═════ Raw data ═════

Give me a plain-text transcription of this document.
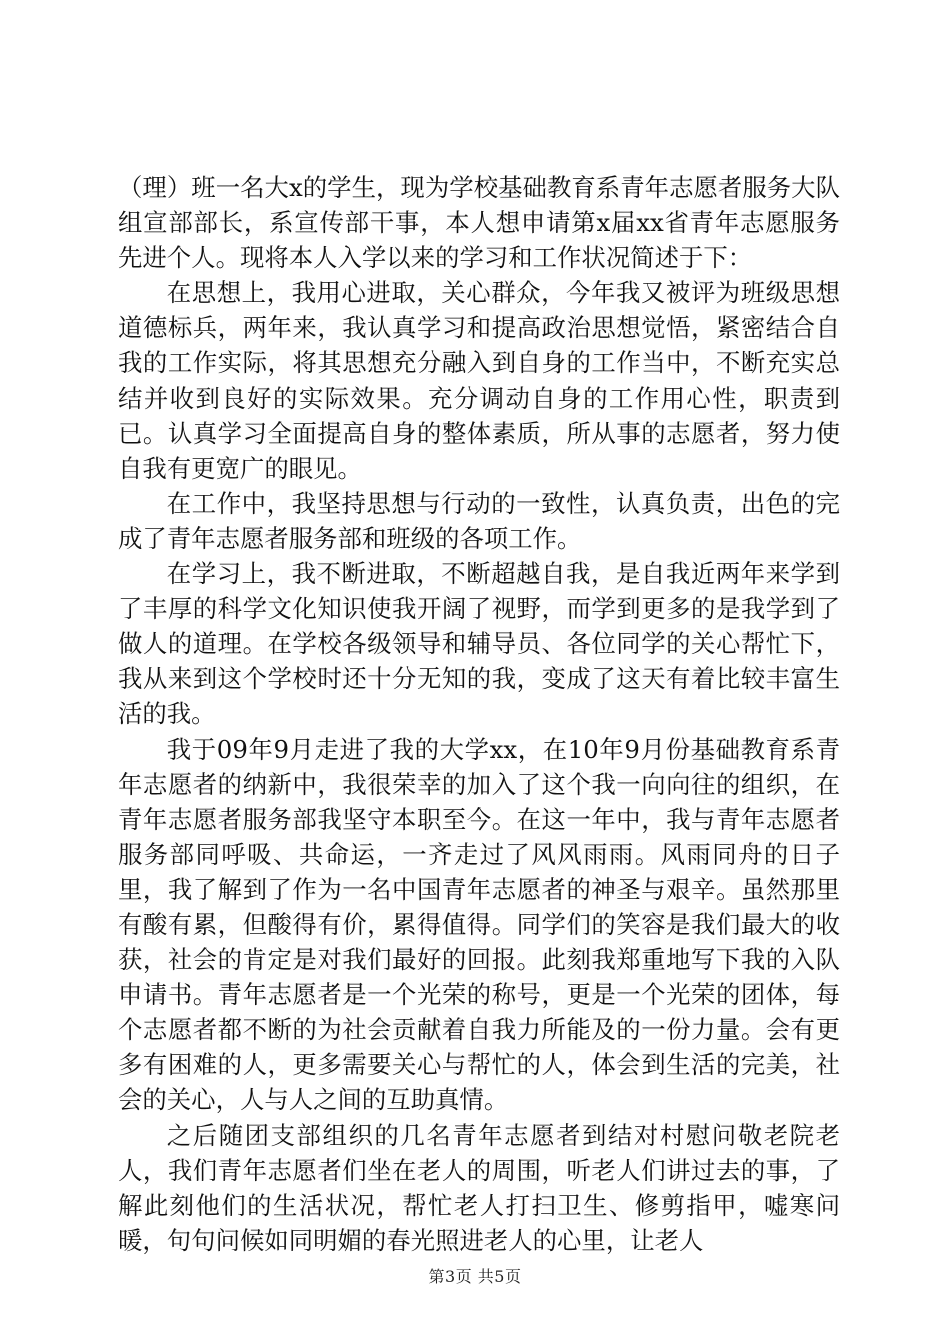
（理）班一名大x的学生，现为学校基础教育系青年志愿者服务大队组宣部部长，系宣传部干事，本人想申请第x届xx省青年志愿服务先进个人。现将本人入学以来的学习和工作状况简述于下：

在思想上，我用心进取，关心群众，今年我又被评为班级思想道德标兵，两年来，我认真学习和提高政治思想觉悟，紧密结合自我的工作实际，将其思想充分融入到自身的工作当中，不断充实总结并收到良好的实际效果。充分调动自身的工作用心性，职责到已。认真学习全面提高自身的整体素质，所从事的志愿者，努力使自我有更宽广的眼见。

在工作中，我坚持思想与行动的一致性，认真负责，出色的完成了青年志愿者服务部和班级的各项工作。

在学习上，我不断进取，不断超越自我，是自我近两年来学到了丰厚的科学文化知识使我开阔了视野，而学到更多的是我学到了做人的道理。在学校各级领导和辅导员、各位同学的关心帮忙下，我从来到这个学校时还十分无知的我，变成了这天有着比较丰富生活的我。

我于09年9月走进了我的大学xx，在10年9月份基础教育系青年志愿者的纳新中，我很荣幸的加入了这个我一向向往的组织，在青年志愿者服务部我坚守本职至今。在这一年中，我与青年志愿者服务部同呼吸、共命运，一齐走过了风风雨雨。风雨同舟的日子里，我了解到了作为一名中国青年志愿者的神圣与艰辛。虽然那里有酸有累，但酸得有价，累得值得。同学们的笑容是我们最大的收获，社会的肯定是对我们最好的回报。此刻我郑重地写下我的入队申请书。青年志愿者是一个光荣的称号，更是一个光荣的团体，每个志愿者都不断的为社会贡献着自我力所能及的一份力量。会有更多有困难的人，更多需要关心与帮忙的人，体会到生活的完美，社会的关心，人与人之间的互助真情。

之后随团支部组织的几名青年志愿者到结对村慰问敬老院老人，我们青年志愿者们坐在老人的周围，听老人们讲过去的事，了解此刻他们的生活状况，帮忙老人打扫卫生、修剪指甲，嘘寒问暖，句句问候如同明媚的春光照进老人的心里，让老人

第3页 共5页
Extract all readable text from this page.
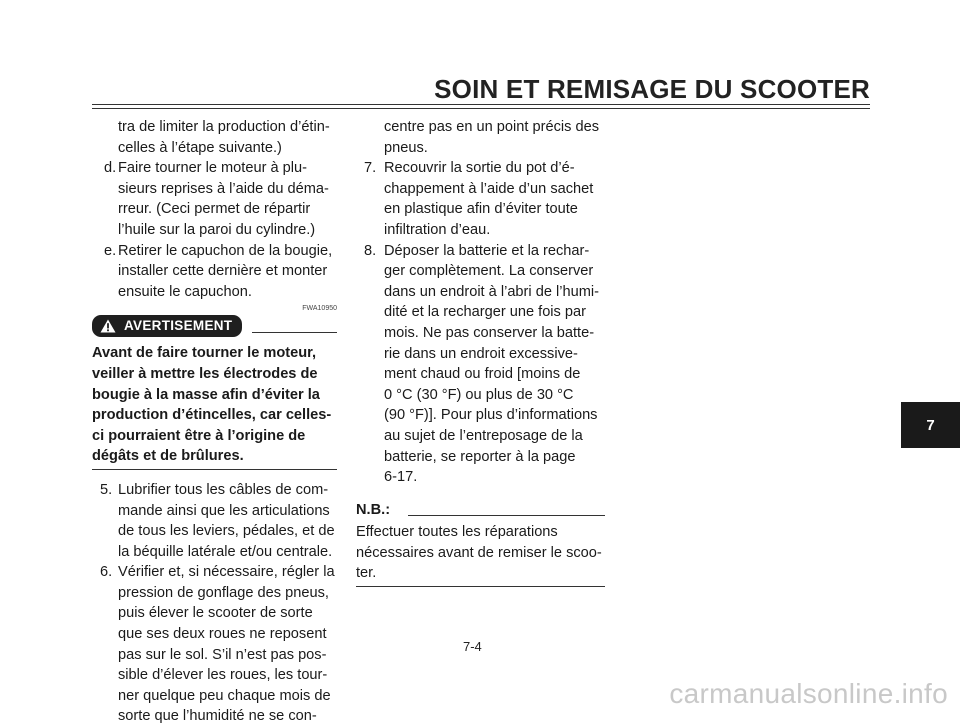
SOIN ET REMISAGE DU SCOOTER
tra de limiter la production d’étin-
celles à l’étape suivante.)
d. Faire tourner le moteur à plu-
sieurs reprises à l’aide du déma-
rreur. (Ceci permet de répartir
l’huile sur la paroi du cylindre.)
e. Retirer le capuchon de la bougie,
installer cette dernière et monter
ensuite le capuchon.
FWA10950
AVERTISEMENT
Avant de faire tourner le moteur,
veiller à mettre les électrodes de
bougie à la masse afin d’éviter la
production d’étincelles, car celles-
ci pourraient être à l’origine de
dégâts et de brûlures.
5. Lubrifier tous les câbles de com-
mande ainsi que les articulations
de tous les leviers, pédales, et de
la béquille latérale et/ou centrale.
6. Vérifier et, si nécessaire, régler la
pression de gonflage des pneus,
puis élever le scooter de sorte
que ses deux roues ne reposent
pas sur le sol. S’il n’est pas pos-
sible d’élever les roues, les tour-
ner quelque peu chaque mois de
sorte que l’humidité ne se con-
centre pas en un point précis des
pneus.
7. Recouvrir la sortie du pot d’é-
chappement à l’aide d’un sachet
en plastique afin d’éviter toute
infiltration d’eau.
8. Déposer la batterie et la rechar-
ger complètement. La conserver
dans un endroit à l’abri de l’humi-
dité et la recharger une fois par
mois. Ne pas conserver la batte-
rie dans un endroit excessive-
ment chaud ou froid [moins de
0 °C (30 °F) ou plus de 30 °C
(90 °F)]. Pour plus d’informations
au sujet de l’entreposage de la
batterie, se reporter à la page
6-17.
N.B.:
Effectuer toutes les réparations
nécessaires avant de remiser le scoo-
ter.
7-4
7
carmanualsonline.info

═════

**Written exercise**
From the data, list each line in which the string "celles" appears.

**Expected output**
celles à l’étape suivante.)
production d’étincelles, car celles-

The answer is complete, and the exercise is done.